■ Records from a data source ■
◆ ◆ ◆

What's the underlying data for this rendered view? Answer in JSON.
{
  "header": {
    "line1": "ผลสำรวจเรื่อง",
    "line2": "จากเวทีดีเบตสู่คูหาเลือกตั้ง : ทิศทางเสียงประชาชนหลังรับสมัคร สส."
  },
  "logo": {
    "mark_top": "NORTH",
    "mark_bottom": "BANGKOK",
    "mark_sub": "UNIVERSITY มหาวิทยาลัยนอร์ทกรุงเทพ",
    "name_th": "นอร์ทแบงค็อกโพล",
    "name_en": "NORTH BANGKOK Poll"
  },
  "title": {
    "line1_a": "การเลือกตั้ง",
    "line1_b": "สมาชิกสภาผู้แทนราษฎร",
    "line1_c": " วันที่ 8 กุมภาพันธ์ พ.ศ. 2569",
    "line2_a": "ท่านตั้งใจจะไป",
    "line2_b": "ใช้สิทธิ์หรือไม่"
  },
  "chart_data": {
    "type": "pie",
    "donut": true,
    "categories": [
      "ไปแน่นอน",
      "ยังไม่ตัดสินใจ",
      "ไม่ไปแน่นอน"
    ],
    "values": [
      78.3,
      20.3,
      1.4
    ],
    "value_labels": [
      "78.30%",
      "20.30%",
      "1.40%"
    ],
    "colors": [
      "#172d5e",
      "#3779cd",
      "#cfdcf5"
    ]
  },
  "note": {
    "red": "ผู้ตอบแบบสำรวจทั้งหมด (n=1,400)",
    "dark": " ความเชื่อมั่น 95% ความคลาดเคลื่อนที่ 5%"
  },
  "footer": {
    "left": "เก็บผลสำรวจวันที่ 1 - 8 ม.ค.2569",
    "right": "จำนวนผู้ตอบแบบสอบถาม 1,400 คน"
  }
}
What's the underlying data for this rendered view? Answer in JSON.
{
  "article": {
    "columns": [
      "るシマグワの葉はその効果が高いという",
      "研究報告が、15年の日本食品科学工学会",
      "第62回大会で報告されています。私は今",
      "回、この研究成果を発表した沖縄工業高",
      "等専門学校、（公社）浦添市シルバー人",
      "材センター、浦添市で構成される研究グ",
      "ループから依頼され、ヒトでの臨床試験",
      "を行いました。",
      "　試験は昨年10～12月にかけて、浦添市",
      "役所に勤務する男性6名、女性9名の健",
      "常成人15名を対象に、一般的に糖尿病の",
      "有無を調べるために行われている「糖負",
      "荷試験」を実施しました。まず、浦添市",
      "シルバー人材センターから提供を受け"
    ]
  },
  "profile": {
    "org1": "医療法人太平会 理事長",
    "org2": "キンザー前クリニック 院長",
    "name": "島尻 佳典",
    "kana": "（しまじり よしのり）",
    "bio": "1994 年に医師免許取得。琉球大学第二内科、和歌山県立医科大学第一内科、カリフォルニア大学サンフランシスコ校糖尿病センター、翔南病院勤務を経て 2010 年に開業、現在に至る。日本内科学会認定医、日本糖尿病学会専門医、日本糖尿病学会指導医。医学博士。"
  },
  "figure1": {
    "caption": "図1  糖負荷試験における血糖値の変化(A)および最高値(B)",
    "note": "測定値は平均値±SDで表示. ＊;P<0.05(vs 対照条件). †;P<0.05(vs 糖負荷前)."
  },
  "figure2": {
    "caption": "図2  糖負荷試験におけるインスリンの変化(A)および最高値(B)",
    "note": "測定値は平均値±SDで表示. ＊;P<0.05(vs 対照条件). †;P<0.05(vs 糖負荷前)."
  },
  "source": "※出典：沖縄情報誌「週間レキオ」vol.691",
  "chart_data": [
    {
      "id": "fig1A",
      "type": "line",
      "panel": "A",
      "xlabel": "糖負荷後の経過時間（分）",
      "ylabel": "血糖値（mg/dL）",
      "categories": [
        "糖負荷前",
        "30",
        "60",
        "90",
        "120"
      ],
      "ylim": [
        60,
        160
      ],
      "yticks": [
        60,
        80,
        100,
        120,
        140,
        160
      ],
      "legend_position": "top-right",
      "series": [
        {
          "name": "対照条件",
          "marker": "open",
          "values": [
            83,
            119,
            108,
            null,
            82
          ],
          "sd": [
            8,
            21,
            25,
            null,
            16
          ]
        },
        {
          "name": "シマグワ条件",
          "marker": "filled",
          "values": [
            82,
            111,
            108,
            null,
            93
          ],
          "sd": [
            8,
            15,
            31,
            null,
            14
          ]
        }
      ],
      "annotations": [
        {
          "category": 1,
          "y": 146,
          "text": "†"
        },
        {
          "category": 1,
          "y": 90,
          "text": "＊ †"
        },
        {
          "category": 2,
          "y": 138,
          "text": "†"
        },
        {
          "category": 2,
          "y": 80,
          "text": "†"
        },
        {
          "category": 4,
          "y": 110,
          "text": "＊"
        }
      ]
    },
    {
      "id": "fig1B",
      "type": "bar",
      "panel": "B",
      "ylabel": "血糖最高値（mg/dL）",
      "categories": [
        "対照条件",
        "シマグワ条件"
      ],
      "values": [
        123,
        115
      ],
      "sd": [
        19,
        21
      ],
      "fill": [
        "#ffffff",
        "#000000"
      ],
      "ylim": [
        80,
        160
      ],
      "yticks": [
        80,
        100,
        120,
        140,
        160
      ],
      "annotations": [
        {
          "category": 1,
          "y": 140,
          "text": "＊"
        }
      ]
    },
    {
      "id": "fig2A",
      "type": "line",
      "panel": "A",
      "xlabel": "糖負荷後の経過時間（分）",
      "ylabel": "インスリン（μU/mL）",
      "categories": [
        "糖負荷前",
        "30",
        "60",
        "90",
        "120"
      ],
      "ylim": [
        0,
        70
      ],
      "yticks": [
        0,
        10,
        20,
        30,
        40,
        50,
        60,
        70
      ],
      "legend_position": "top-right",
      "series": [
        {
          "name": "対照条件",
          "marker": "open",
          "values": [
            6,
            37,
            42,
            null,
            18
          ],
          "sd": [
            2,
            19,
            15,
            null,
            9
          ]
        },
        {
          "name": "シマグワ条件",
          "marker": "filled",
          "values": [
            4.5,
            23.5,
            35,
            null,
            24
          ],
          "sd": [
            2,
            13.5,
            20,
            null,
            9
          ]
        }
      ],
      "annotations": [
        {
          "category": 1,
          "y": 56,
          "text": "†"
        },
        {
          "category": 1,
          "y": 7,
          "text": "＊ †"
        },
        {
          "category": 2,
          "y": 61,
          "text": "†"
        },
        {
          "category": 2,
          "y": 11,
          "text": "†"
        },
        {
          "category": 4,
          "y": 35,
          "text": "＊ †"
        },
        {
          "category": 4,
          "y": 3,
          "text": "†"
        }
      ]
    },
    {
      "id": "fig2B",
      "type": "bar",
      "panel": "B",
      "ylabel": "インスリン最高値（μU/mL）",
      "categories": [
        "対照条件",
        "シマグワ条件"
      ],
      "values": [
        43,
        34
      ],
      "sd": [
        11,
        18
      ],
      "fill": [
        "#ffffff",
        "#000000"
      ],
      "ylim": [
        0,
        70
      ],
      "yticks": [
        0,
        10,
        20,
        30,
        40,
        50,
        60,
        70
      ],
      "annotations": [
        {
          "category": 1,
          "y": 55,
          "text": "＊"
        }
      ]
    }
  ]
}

◆ ◆ ◆

Could you reproduce every record above exactly as it appears?

What's the underlying data for this rendered view? Answer in JSON.
{
  "header": {
    "line1": "ผลสำรวจเรื่อง",
    "line2": "จากเวทีดีเบตสู่คูหาเลือกตั้ง : ทิศทางเสียงประชาชนหลังรับสมัคร สส."
  },
  "logo": {
    "mark_top": "NORTH",
    "mark_bottom": "BANGKOK",
    "mark_sub": "UNIVERSITY มหาวิทยาลัยนอร์ทกรุงเทพ",
    "name_th": "นอร์ทแบงค็อกโพล",
    "name_en": "NORTH BANGKOK Poll"
  },
  "title": {
    "line1_a": "การเลือกตั้ง",
    "line1_b": "สมาชิกสภาผู้แทนราษฎร",
    "line1_c": " วันที่ 8 กุมภาพันธ์ พ.ศ. 2569",
    "line2_a": "ท่านตั้งใจจะไป",
    "line2_b": "ใช้สิทธิ์หรือไม่"
  },
  "chart_data": {
    "type": "pie",
    "donut": true,
    "categories": [
      "ไปแน่นอน",
      "ยังไม่ตัดสินใจ",
      "ไม่ไปแน่นอน"
    ],
    "values": [
      78.3,
      20.3,
      1.4
    ],
    "value_labels": [
      "78.30%",
      "20.30%",
      "1.40%"
    ],
    "colors": [
      "#172d5e",
      "#3779cd",
      "#cfdcf5"
    ]
  },
  "note": {
    "red": "ผู้ตอบแบบสำรวจทั้งหมด (n=1,400)",
    "dark": " ความเชื่อมั่น 95% ความคลาดเคลื่อนที่ 5%"
  },
  "footer": {
    "left": "เก็บผลสำรวจวันที่ 1 - 8 ม.ค.2569",
    "right": "จำนวนผู้ตอบแบบสอบถาม 1,400 คน"
  }
}
What's the underlying data for this rendered view? Answer in JSON.
{
  "article": {
    "columns": [
      "るシマグワの葉はその効果が高いという",
      "研究報告が、15年の日本食品科学工学会",
      "第62回大会で報告されています。私は今",
      "回、この研究成果を発表した沖縄工業高",
      "等専門学校、（公社）浦添市シルバー人",
      "材センター、浦添市で構成される研究グ",
      "ループから依頼され、ヒトでの臨床試験",
      "を行いました。",
      "　試験は昨年10～12月にかけて、浦添市",
      "役所に勤務する男性6名、女性9名の健",
      "常成人15名を対象に、一般的に糖尿病の",
      "有無を調べるために行われている「糖負",
      "荷試験」を実施しました。まず、浦添市",
      "シルバー人材センターから提供を受け"
    ]
  },
  "profile": {
    "org1": "医療法人太平会 理事長",
    "org2": "キンザー前クリニック 院長",
    "name": "島尻 佳典",
    "kana": "（しまじり よしのり）",
    "bio": "1994 年に医師免許取得。琉球大学第二内科、和歌山県立医科大学第一内科、カリフォルニア大学サンフランシスコ校糖尿病センター、翔南病院勤務を経て 2010 年に開業、現在に至る。日本内科学会認定医、日本糖尿病学会専門医、日本糖尿病学会指導医。医学博士。"
  },
  "figure1": {
    "caption": "図1  糖負荷試験における血糖値の変化(A)および最高値(B)",
    "note": "測定値は平均値±SDで表示. ＊;P<0.05(vs 対照条件). †;P<0.05(vs 糖負荷前)."
  },
  "figure2": {
    "caption": "図2  糖負荷試験におけるインスリンの変化(A)および最高値(B)",
    "note": "測定値は平均値±SDで表示. ＊;P<0.05(vs 対照条件). †;P<0.05(vs 糖負荷前)."
  },
  "source": "※出典：沖縄情報誌「週間レキオ」vol.691",
  "chart_data": [
    {
      "id": "fig1A",
      "type": "line",
      "panel": "A",
      "xlabel": "糖負荷後の経過時間（分）",
      "ylabel": "血糖値（mg/dL）",
      "categories": [
        "糖負荷前",
        "30",
        "60",
        "90",
        "120"
      ],
      "ylim": [
        60,
        160
      ],
      "yticks": [
        60,
        80,
        100,
        120,
        140,
        160
      ],
      "legend_position": "top-right",
      "series": [
        {
          "name": "対照条件",
          "marker": "open",
          "values": [
            83,
            119,
            108,
            null,
            82
          ],
          "sd": [
            8,
            21,
            25,
            null,
            16
          ]
        },
        {
          "name": "シマグワ条件",
          "marker": "filled",
          "values": [
            82,
            111,
            108,
            null,
            93
          ],
          "sd": [
            8,
            15,
            31,
            null,
            14
          ]
        }
      ],
      "annotations": [
        {
          "category": 1,
          "y": 146,
          "text": "†"
        },
        {
          "category": 1,
          "y": 90,
          "text": "＊ †"
        },
        {
          "category": 2,
          "y": 138,
          "text": "†"
        },
        {
          "category": 2,
          "y": 80,
          "text": "†"
        },
        {
          "category": 4,
          "y": 110,
          "text": "＊"
        }
      ]
    },
    {
      "id": "fig1B",
      "type": "bar",
      "panel": "B",
      "ylabel": "血糖最高値（mg/dL）",
      "categories": [
        "対照条件",
        "シマグワ条件"
      ],
      "values": [
        123,
        115
      ],
      "sd": [
        19,
        21
      ],
      "fill": [
        "#ffffff",
        "#000000"
      ],
      "ylim": [
        80,
        160
      ],
      "yticks": [
        80,
        100,
        120,
        140,
        160
      ],
      "annotations": [
        {
          "category": 1,
          "y": 140,
          "text": "＊"
        }
      ]
    },
    {
      "id": "fig2A",
      "type": "line",
      "panel": "A",
      "xlabel": "糖負荷後の経過時間（分）",
      "ylabel": "インスリン（μU/mL）",
      "categories": [
        "糖負荷前",
        "30",
        "60",
        "90",
        "120"
      ],
      "ylim": [
        0,
        70
      ],
      "yticks": [
        0,
        10,
        20,
        30,
        40,
        50,
        60,
        70
      ],
      "legend_position": "top-right",
      "series": [
        {
          "name": "対照条件",
          "marker": "open",
          "values": [
            6,
            37,
            42,
            null,
            18
          ],
          "sd": [
            2,
            19,
            15,
            null,
            9
          ]
        },
        {
          "name": "シマグワ条件",
          "marker": "filled",
          "values": [
            4.5,
            23.5,
            35,
            null,
            24
          ],
          "sd": [
            2,
            13.5,
            20,
            null,
            9
          ]
        }
      ],
      "annotations": [
        {
          "category": 1,
          "y": 56,
          "text": "†"
        },
        {
          "category": 1,
          "y": 7,
          "text": "＊ †"
        },
        {
          "category": 2,
          "y": 61,
          "text": "†"
        },
        {
          "category": 2,
          "y": 11,
          "text": "†"
        },
        {
          "category": 4,
          "y": 35,
          "text": "＊ †"
        },
        {
          "category": 4,
          "y": 3,
          "text": "†"
        }
      ]
    },
    {
      "id": "fig2B",
      "type": "bar",
      "panel": "B",
      "ylabel": "インスリン最高値（μU/mL）",
      "categories": [
        "対照条件",
        "シマグワ条件"
      ],
      "values": [
        43,
        34
      ],
      "sd": [
        11,
        18
      ],
      "fill": [
        "#ffffff",
        "#000000"
      ],
      "ylim": [
        0,
        70
      ],
      "yticks": [
        0,
        10,
        20,
        30,
        40,
        50,
        60,
        70
      ],
      "annotations": [
        {
          "category": 1,
          "y": 55,
          "text": "＊"
        }
      ]
    }
  ]
}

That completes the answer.